** START DATASET RECORDS **

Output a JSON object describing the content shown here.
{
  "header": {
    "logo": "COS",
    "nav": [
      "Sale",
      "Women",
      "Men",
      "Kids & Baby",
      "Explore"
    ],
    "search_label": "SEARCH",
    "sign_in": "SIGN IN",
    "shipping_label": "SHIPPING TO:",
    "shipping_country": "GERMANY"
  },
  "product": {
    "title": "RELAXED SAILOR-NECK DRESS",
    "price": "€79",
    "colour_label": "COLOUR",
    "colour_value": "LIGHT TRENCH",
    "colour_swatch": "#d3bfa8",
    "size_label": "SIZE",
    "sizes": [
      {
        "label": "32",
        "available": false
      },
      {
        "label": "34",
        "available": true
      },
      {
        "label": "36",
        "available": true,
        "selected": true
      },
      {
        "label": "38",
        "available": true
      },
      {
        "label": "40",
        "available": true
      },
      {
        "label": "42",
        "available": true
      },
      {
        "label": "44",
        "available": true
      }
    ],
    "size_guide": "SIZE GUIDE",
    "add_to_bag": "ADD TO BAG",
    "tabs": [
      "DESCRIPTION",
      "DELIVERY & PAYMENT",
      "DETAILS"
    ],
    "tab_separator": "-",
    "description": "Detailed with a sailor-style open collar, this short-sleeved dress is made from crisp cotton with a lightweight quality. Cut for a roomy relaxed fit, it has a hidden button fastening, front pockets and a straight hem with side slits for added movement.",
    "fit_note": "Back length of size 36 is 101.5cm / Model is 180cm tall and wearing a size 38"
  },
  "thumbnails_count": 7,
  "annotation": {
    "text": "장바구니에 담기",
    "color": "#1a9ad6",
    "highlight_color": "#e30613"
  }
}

** END DATASET RECORDS **

* [EXERCISE DESCRIPTION] Reproduce each entry from the records above, character for character.

* [ANSWER FOR THIS EXERCISE]
Output a JSON object describing the content shown here.
{
  "header": {
    "logo": "COS",
    "nav": [
      "Sale",
      "Women",
      "Men",
      "Kids & Baby",
      "Explore"
    ],
    "search_label": "SEARCH",
    "sign_in": "SIGN IN",
    "shipping_label": "SHIPPING TO:",
    "shipping_country": "GERMANY"
  },
  "product": {
    "title": "RELAXED SAILOR-NECK DRESS",
    "price": "€79",
    "colour_label": "COLOUR",
    "colour_value": "LIGHT TRENCH",
    "colour_swatch": "#d3bfa8",
    "size_label": "SIZE",
    "sizes": [
      {
        "label": "32",
        "available": false
      },
      {
        "label": "34",
        "available": true
      },
      {
        "label": "36",
        "available": true,
        "selected": true
      },
      {
        "label": "38",
        "available": true
      },
      {
        "label": "40",
        "available": true
      },
      {
        "label": "42",
        "available": true
      },
      {
        "label": "44",
        "available": true
      }
    ],
    "size_guide": "SIZE GUIDE",
    "add_to_bag": "ADD TO BAG",
    "tabs": [
      "DESCRIPTION",
      "DELIVERY & PAYMENT",
      "DETAILS"
    ],
    "tab_separator": "-",
    "description": "Detailed with a sailor-style open collar, this short-sleeved dress is made from crisp cotton with a lightweight quality. Cut for a roomy relaxed fit, it has a hidden button fastening, front pockets and a straight hem with side slits for added movement.",
    "fit_note": "Back length of size 36 is 101.5cm / Model is 180cm tall and wearing a size 38"
  },
  "thumbnails_count": 7,
  "annotation": {
    "text": "장바구니에 담기",
    "color": "#1a9ad6",
    "highlight_color": "#e30613"
  }
}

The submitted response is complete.